--- Text ---
Rice Ultimatum to Lebanon undermined by Maliki
Israelis Kill 7 Civilians Monday in 40 Bombing Raids
The LA Times reports that Iraqi Prime Minister Nuri al-Maliki broke ranks again with Washington on Monday, strongly criticizing Israel's destruction of Lebanon's ports, roads, bridges and other infrastructure and warning that it will lead to further extremism i the Middle East:
' In London, Iraqi Prime Minister Nouri Maliki broke ranks with his U.S. and British allies and warned that the continued international tolerance of civilian casualties in Lebanon would spread extremism that could endanger Arab regimes throughout the Middle East. "I am afraid there will be a great push toward fundamentalism, and also a message — a negative one — to all those who want to follow the course of peace," Maliki said. "We will go back to zero — to actions and reactions." '
In a sign that the war is going badly for Israel, US Secretary of State Condi Rice made a surprise visit to Beirut on Monday. She came, however, not to be helpful, but to act as a courier, delivering Israel's ultimatum to Hizbullah. The message was that Hizbullah must turn over the two captured Israeli troops in its possession and withdraw its troops and weaponry some 15 miles from the Israeli border. (The vast majority of Hizbullah's katyusha rockets only have a range of 3 or 4 miles, so most would become useless in the struggle with Israel over the Israeli-occupied Shebaa Farms if Hizbullah did move them back that far.)
The meeting was reportedly tense. Rice proffered "support" to Prime Minister Fouad Siniora, but not a ceasefire, which is what he really needs to keep his government from collapsing--and he testily told her so. She said she regretted the humanitarian situation (caused by America's ally with billions in American-supplied armaments), but the US is offering only $30 million in aid (billions of dollars of damage have been done to Lebanon by Israel, most of it unrelated to Hizbullah). She delivered her ultimatum to Nabih Berri, speaker of the Lebanese parliament and a leading secular Shiite politician who has an alliance of convenience with Hizbullah. Berri angrily rejected her terms and riposted that no negotiations would happen without there first being a ceasefire. He was relaying to her Hizbullah's position.
Rice's visit showed how low American stock has fallen in the Middle East, since she came virtually empty-handed, merely as a go-fer on behalf of Israeli Prime Minister Ehud Olmert, with little positive to offer. Berri thunderously rejected her ultimatums, or rather those of her political bosses. She came with nice words but Israeli bombs hit Beirut before and after her visit, according to my sources. Her professions of sympathy rang hollow, since her government was encouraging the bombing raids and blocking any UN or European move toward a cease-fire. She played no more exalted a role than Mafia enforcer, lifting her suit coat at the corner to display the loaded pistol as she discussed just how much the owner of the Lebanese restaurant would be paying per month for "protection" from certain of her "friends," or else, you know, something bad could happen to this nice restaurant of yours.
---
Tasks and exercises
a: In the article, how much aid is the US offering Lebanon?
b: Decide whether each statement agrees with the article: (i) Rice visited Beirut on Monday; (ii) Berri accepted Rice's terms; (iii) Maliki made his remarks in Baghdad.
c: From the article, extract everything from "Rice's visit showed" down to "restaurant of yours.".
The rows play no part in this work.
--- Record extracts ---
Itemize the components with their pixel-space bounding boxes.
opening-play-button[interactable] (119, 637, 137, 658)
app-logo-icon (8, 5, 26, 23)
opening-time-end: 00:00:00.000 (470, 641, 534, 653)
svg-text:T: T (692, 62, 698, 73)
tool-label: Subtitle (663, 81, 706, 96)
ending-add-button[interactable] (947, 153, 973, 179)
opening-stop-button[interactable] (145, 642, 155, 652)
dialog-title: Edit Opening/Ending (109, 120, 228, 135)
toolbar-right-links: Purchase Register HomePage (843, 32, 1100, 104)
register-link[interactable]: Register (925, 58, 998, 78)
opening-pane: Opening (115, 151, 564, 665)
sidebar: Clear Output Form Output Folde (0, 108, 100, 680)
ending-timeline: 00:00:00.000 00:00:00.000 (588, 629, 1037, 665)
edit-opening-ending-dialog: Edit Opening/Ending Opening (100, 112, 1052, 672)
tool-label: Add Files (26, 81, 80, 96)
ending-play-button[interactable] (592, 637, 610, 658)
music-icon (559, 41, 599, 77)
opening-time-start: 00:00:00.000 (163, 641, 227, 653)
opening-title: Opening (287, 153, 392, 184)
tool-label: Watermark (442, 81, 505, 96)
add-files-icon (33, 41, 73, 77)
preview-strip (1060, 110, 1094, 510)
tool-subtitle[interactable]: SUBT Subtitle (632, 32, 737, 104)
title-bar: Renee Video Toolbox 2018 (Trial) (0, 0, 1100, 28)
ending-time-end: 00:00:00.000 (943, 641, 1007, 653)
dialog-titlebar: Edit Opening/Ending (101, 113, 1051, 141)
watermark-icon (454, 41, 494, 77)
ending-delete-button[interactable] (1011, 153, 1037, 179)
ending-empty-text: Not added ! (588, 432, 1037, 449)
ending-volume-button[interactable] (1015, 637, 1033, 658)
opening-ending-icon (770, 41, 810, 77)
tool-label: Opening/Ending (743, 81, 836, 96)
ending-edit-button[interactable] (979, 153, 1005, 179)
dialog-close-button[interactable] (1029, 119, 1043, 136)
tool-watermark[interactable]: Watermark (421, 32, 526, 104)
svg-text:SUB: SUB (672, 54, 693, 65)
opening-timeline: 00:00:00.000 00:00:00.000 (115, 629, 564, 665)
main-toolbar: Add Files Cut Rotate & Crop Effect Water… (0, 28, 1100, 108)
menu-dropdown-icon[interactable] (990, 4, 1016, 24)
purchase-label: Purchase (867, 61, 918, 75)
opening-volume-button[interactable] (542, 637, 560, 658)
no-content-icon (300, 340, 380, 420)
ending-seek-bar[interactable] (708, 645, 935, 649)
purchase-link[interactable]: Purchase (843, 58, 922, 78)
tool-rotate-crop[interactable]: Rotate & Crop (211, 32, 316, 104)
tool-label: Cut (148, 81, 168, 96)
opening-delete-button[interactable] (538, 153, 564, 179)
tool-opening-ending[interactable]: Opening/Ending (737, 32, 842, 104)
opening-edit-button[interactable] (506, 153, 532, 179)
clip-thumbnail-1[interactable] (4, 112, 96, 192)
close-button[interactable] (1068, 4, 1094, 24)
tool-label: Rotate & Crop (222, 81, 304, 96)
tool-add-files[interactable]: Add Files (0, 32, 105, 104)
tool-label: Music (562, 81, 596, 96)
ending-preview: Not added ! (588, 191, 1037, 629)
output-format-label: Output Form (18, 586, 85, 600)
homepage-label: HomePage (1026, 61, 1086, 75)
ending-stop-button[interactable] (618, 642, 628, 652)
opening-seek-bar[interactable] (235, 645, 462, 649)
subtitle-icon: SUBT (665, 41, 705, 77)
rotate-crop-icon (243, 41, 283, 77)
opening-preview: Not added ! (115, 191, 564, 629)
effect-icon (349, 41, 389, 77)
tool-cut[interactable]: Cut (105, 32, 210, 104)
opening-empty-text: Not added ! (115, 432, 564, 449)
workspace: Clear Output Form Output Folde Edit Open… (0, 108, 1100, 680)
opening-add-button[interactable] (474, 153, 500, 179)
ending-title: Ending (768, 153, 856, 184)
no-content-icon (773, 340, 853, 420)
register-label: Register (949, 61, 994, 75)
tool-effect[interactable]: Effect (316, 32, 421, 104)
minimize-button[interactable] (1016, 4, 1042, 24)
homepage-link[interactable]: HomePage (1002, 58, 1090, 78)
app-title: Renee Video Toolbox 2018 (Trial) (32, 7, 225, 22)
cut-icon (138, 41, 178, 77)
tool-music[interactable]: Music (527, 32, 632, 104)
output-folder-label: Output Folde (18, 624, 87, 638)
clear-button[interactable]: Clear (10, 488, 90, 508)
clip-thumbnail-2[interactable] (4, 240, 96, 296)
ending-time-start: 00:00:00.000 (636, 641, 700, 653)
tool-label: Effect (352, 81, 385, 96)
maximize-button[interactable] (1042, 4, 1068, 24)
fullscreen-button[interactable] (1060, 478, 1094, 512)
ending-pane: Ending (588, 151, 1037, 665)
---
Answer list
a: $30 million.

b:
(i) Yes: "US Secretary of State Condi Rice made a surprise visit to Beirut on Monday."
(ii) No: "Berri angrily rejected her terms."
(iii) No: "In London, Iraqi Prime Minister Nouri Maliki broke ranks."

c:
Rice's visit showed how low American stock has fallen in the Middle East, since she came virtually empty-handed, merely as a go-fer on behalf of Israeli Prime Minister Ehud Olmert, with little positive to offer. Berri thunderously rejected her ultimatums, or rather those of her political bosses. She came with nice words but Israeli bombs hit Beirut before and after her visit, according to my sources. Her professions of sympathy rang hollow, since her government was encouraging the bombing raids and blocking any UN or European move toward a cease-fire. She played no more exalted a role than Mafia enforcer, lifting her suit coat at the corner to display the loaded pistol as she discussed just how much the owner of the Lebanese restaurant would be paying per month for "protection" from certain of her "friends," or else, you know, something bad could happen to this nice restaurant of yours.